# YOUR OBJECTIVE
Keep the pictures out of the copy and print all the entries below exactly.

# RECORDS FOR THE TASK
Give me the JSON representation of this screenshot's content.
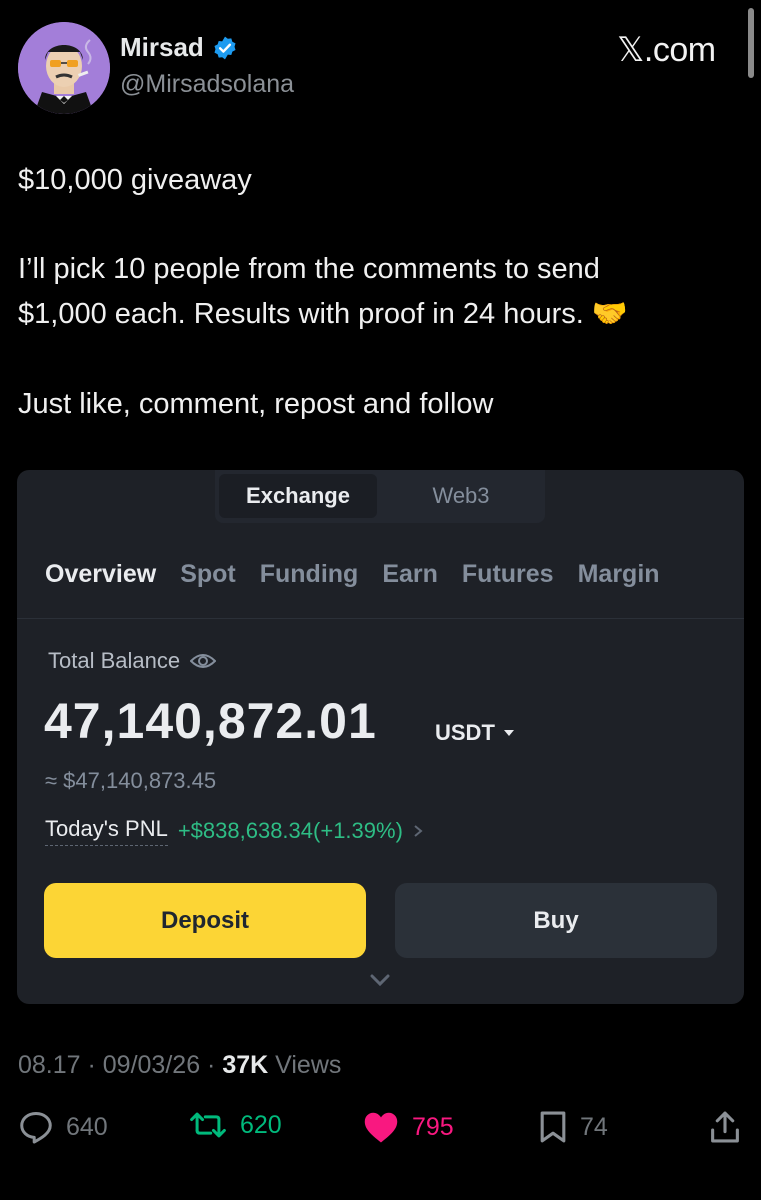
{
  "author": {
    "name": "Mirsad",
    "handle": "@Mirsadsolana",
    "verified": true
  },
  "brand": {
    "x_glyph": "𝕏",
    "suffix": ".com"
  },
  "post": {
    "line1": "$10,000 giveaway",
    "line2": "I’ll pick 10 people from the comments to send",
    "line3": "$1,000 each. Results with proof in 24 hours. 🤝",
    "line4": "Just like, comment, repost and follow"
  },
  "embedded": {
    "switch_tabs": [
      "Exchange",
      "Web3"
    ],
    "tabs": [
      "Overview",
      "Spot",
      "Funding",
      "Earn",
      "Futures",
      "Margin"
    ],
    "total_balance_label": "Total Balance",
    "total_balance": "47,140,872.01",
    "unit": "USDT",
    "approx_usd": "≈ $47,140,873.45",
    "pnl_label": "Today's PNL",
    "pnl_value": "+$838,638.34(+1.39%)",
    "deposit_label": "Deposit",
    "buy_label": "Buy"
  },
  "meta": {
    "time": "08.17 · 09/03/26 · ",
    "views_count": "37K",
    "views_label": " Views"
  },
  "stats": {
    "replies": "640",
    "reposts": "620",
    "likes": "795",
    "bookmarks": "74"
  },
  "colors": {
    "like": "#f91880",
    "repost": "#00ba7c",
    "verified": "#1d9bf0",
    "deposit": "#fcd535",
    "pnl": "#2ebd85"
  }
}
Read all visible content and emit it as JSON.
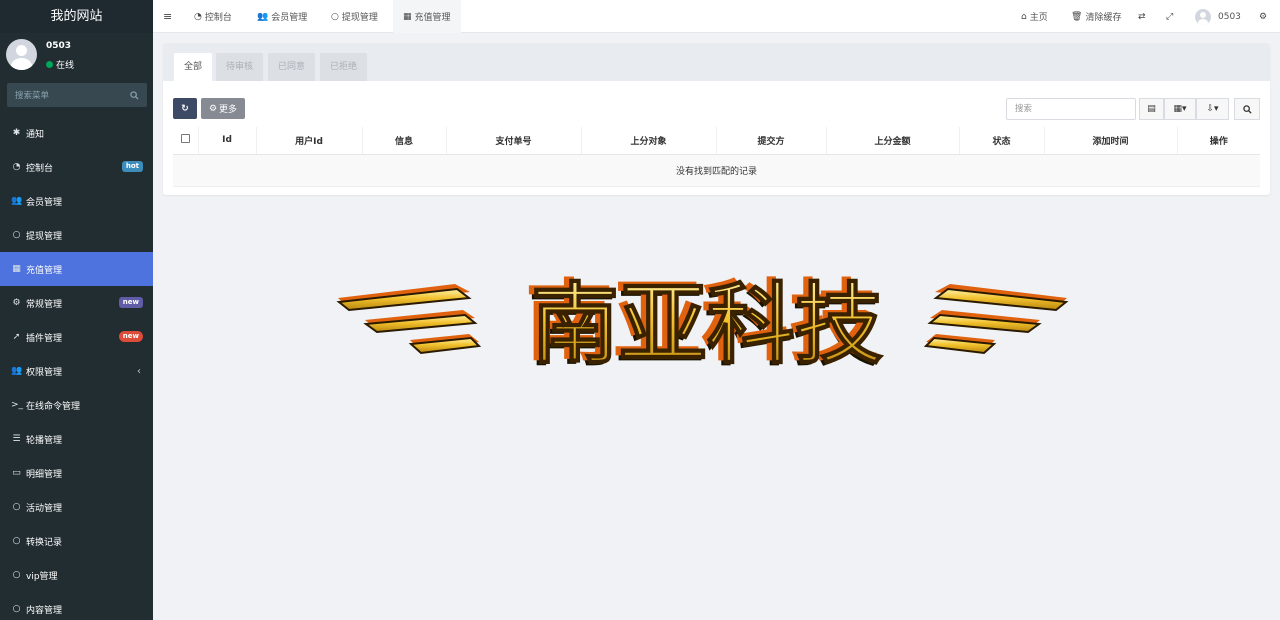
{
  "sidebar": {
    "brand": "我的网站",
    "user": {
      "name": "0503",
      "status": "在线"
    },
    "search_placeholder": "搜索菜单",
    "items": [
      {
        "label": "通知",
        "icon": "gear-star-icon"
      },
      {
        "label": "控制台",
        "icon": "dashboard-icon",
        "badge": "hot",
        "badge_color": "#3c8dbc"
      },
      {
        "label": "会员管理",
        "icon": "users-icon"
      },
      {
        "label": "提现管理",
        "icon": "circle-icon"
      },
      {
        "label": "充值管理",
        "icon": "grid-icon",
        "active": true
      },
      {
        "label": "常规管理",
        "icon": "cogs-icon",
        "badge": "new",
        "badge_color": "#605ca8"
      },
      {
        "label": "插件管理",
        "icon": "rocket-icon",
        "badge": "new",
        "badge_color": "#dd4b39"
      },
      {
        "label": "权限管理",
        "icon": "users-icon",
        "has_arrow": true
      },
      {
        "label": "在线命令管理",
        "icon": "terminal-icon"
      },
      {
        "label": "轮播管理",
        "icon": "list-icon"
      },
      {
        "label": "明细管理",
        "icon": "calendar-icon"
      },
      {
        "label": "活动管理",
        "icon": "circle-icon"
      },
      {
        "label": "转换记录",
        "icon": "circle-icon"
      },
      {
        "label": "vip管理",
        "icon": "circle-icon"
      },
      {
        "label": "内容管理",
        "icon": "circle-icon"
      }
    ]
  },
  "topbar": {
    "tabs": [
      {
        "label": "控制台",
        "icon": "dashboard-icon"
      },
      {
        "label": "会员管理",
        "icon": "users-icon"
      },
      {
        "label": "提现管理",
        "icon": "circle-icon"
      },
      {
        "label": "充值管理",
        "icon": "grid-icon",
        "active": true
      }
    ],
    "home": "主页",
    "clear_cache": "清除缓存",
    "username": "0503"
  },
  "panel": {
    "tabs": [
      "全部",
      "待审核",
      "已同意",
      "已拒绝"
    ],
    "more_button": "更多",
    "search_placeholder": "搜索",
    "columns": [
      "Id",
      "用户Id",
      "信息",
      "支付单号",
      "上分对象",
      "提交方",
      "上分金额",
      "状态",
      "添加时间",
      "操作"
    ],
    "empty_text": "没有找到匹配的记录"
  },
  "logo": {
    "text": "南亚科技"
  },
  "colors": {
    "sidebar_bg": "#222d32",
    "active_menu": "#4e73df",
    "refresh_button": "#3d4a66",
    "more_button": "#858a93",
    "logo_gold": "#f2c12e",
    "logo_orange": "#e0620f"
  }
}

# SOLUTION TO THIS TASK
Give me the JSON representation of this screenshot's content.
{
  "author": {
    "name": "Mirsad",
    "handle": "@Mirsadsolana",
    "verified": true
  },
  "brand": {
    "x_glyph": "𝕏",
    "suffix": ".com"
  },
  "post": {
    "line1": "$10,000 giveaway",
    "line2": "I’ll pick 10 people from the comments to send",
    "line3": "$1,000 each. Results with proof in 24 hours. 🤝",
    "line4": "Just like, comment, repost and follow"
  },
  "embedded": {
    "switch_tabs": [
      "Exchange",
      "Web3"
    ],
    "tabs": [
      "Overview",
      "Spot",
      "Funding",
      "Earn",
      "Futures",
      "Margin"
    ],
    "total_balance_label": "Total Balance",
    "total_balance": "47,140,872.01",
    "unit": "USDT",
    "approx_usd": "≈ $47,140,873.45",
    "pnl_label": "Today's PNL",
    "pnl_value": "+$838,638.34(+1.39%)",
    "deposit_label": "Deposit",
    "buy_label": "Buy"
  },
  "meta": {
    "time": "08.17 · 09/03/26 · ",
    "views_count": "37K",
    "views_label": " Views"
  },
  "stats": {
    "replies": "640",
    "reposts": "620",
    "likes": "795",
    "bookmarks": "74"
  },
  "colors": {
    "like": "#f91880",
    "repost": "#00ba7c",
    "verified": "#1d9bf0",
    "deposit": "#fcd535",
    "pnl": "#2ebd85"
  }
}
Read all visible content and emit it as JSON.
{
  "sidebar": {
    "brand": "我的网站",
    "user": {
      "name": "0503",
      "status": "在线"
    },
    "search_placeholder": "搜索菜单",
    "items": [
      {
        "label": "通知",
        "icon": "gear-star-icon"
      },
      {
        "label": "控制台",
        "icon": "dashboard-icon",
        "badge": "hot",
        "badge_color": "#3c8dbc"
      },
      {
        "label": "会员管理",
        "icon": "users-icon"
      },
      {
        "label": "提现管理",
        "icon": "circle-icon"
      },
      {
        "label": "充值管理",
        "icon": "grid-icon",
        "active": true
      },
      {
        "label": "常规管理",
        "icon": "cogs-icon",
        "badge": "new",
        "badge_color": "#605ca8"
      },
      {
        "label": "插件管理",
        "icon": "rocket-icon",
        "badge": "new",
        "badge_color": "#dd4b39"
      },
      {
        "label": "权限管理",
        "icon": "users-icon",
        "has_arrow": true
      },
      {
        "label": "在线命令管理",
        "icon": "terminal-icon"
      },
      {
        "label": "轮播管理",
        "icon": "list-icon"
      },
      {
        "label": "明细管理",
        "icon": "calendar-icon"
      },
      {
        "label": "活动管理",
        "icon": "circle-icon"
      },
      {
        "label": "转换记录",
        "icon": "circle-icon"
      },
      {
        "label": "vip管理",
        "icon": "circle-icon"
      },
      {
        "label": "内容管理",
        "icon": "circle-icon"
      }
    ]
  },
  "topbar": {
    "tabs": [
      {
        "label": "控制台",
        "icon": "dashboard-icon"
      },
      {
        "label": "会员管理",
        "icon": "users-icon"
      },
      {
        "label": "提现管理",
        "icon": "circle-icon"
      },
      {
        "label": "充值管理",
        "icon": "grid-icon",
        "active": true
      }
    ],
    "home": "主页",
    "clear_cache": "清除缓存",
    "username": "0503"
  },
  "panel": {
    "tabs": [
      "全部",
      "待审核",
      "已同意",
      "已拒绝"
    ],
    "more_button": "更多",
    "search_placeholder": "搜索",
    "columns": [
      "Id",
      "用户Id",
      "信息",
      "支付单号",
      "上分对象",
      "提交方",
      "上分金额",
      "状态",
      "添加时间",
      "操作"
    ],
    "empty_text": "没有找到匹配的记录"
  },
  "logo": {
    "text": "南亚科技"
  },
  "colors": {
    "sidebar_bg": "#222d32",
    "active_menu": "#4e73df",
    "refresh_button": "#3d4a66",
    "more_button": "#858a93",
    "logo_gold": "#f2c12e",
    "logo_orange": "#e0620f"
  }
}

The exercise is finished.